▶ [Directions] Out of the lines below, please list those that hold the string "label".

▶ [Given records]
□ □ □ □

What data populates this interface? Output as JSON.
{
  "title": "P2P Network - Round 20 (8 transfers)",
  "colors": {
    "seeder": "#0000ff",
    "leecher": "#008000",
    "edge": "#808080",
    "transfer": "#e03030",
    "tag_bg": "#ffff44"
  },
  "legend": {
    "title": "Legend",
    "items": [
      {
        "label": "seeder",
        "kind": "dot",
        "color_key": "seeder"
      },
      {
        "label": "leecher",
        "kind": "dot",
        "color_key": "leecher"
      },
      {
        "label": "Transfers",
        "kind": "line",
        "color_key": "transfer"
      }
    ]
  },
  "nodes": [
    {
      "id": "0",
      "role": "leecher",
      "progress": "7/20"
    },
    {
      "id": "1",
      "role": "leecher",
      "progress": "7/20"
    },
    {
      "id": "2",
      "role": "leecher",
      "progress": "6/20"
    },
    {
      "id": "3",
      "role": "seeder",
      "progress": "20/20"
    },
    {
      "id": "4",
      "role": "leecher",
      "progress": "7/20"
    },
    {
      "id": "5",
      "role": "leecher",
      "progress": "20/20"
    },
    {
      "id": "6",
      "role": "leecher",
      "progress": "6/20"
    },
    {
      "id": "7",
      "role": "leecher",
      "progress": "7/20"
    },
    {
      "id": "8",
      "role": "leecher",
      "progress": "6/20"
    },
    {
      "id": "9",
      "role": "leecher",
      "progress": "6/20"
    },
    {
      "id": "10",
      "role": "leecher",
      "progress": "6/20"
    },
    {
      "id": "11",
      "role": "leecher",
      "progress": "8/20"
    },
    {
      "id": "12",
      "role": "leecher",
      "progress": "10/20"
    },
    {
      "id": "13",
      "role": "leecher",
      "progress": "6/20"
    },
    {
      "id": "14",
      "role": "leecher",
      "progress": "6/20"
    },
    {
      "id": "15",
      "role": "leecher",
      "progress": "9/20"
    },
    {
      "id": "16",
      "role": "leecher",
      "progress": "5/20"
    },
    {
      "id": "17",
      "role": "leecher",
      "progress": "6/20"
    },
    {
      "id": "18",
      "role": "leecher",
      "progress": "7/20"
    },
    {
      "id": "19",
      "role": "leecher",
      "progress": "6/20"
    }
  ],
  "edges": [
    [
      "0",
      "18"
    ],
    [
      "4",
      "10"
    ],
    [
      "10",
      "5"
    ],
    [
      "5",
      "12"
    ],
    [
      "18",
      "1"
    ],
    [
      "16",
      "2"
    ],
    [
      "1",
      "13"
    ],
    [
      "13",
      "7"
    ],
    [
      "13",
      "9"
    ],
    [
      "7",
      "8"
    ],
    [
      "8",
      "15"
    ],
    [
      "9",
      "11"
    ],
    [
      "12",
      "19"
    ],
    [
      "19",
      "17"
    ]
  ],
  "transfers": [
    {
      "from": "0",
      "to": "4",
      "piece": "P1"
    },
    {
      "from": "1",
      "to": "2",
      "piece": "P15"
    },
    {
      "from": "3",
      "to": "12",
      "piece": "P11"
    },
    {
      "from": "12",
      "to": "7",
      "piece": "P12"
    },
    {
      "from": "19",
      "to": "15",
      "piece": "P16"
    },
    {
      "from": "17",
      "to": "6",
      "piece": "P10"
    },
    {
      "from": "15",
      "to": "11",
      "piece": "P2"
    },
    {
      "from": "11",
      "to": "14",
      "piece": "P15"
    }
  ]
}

□ □ □ □

▶ [Completed exercise]
        "label": "seeder",
        "label": "leecher",
        "label": "Transfers",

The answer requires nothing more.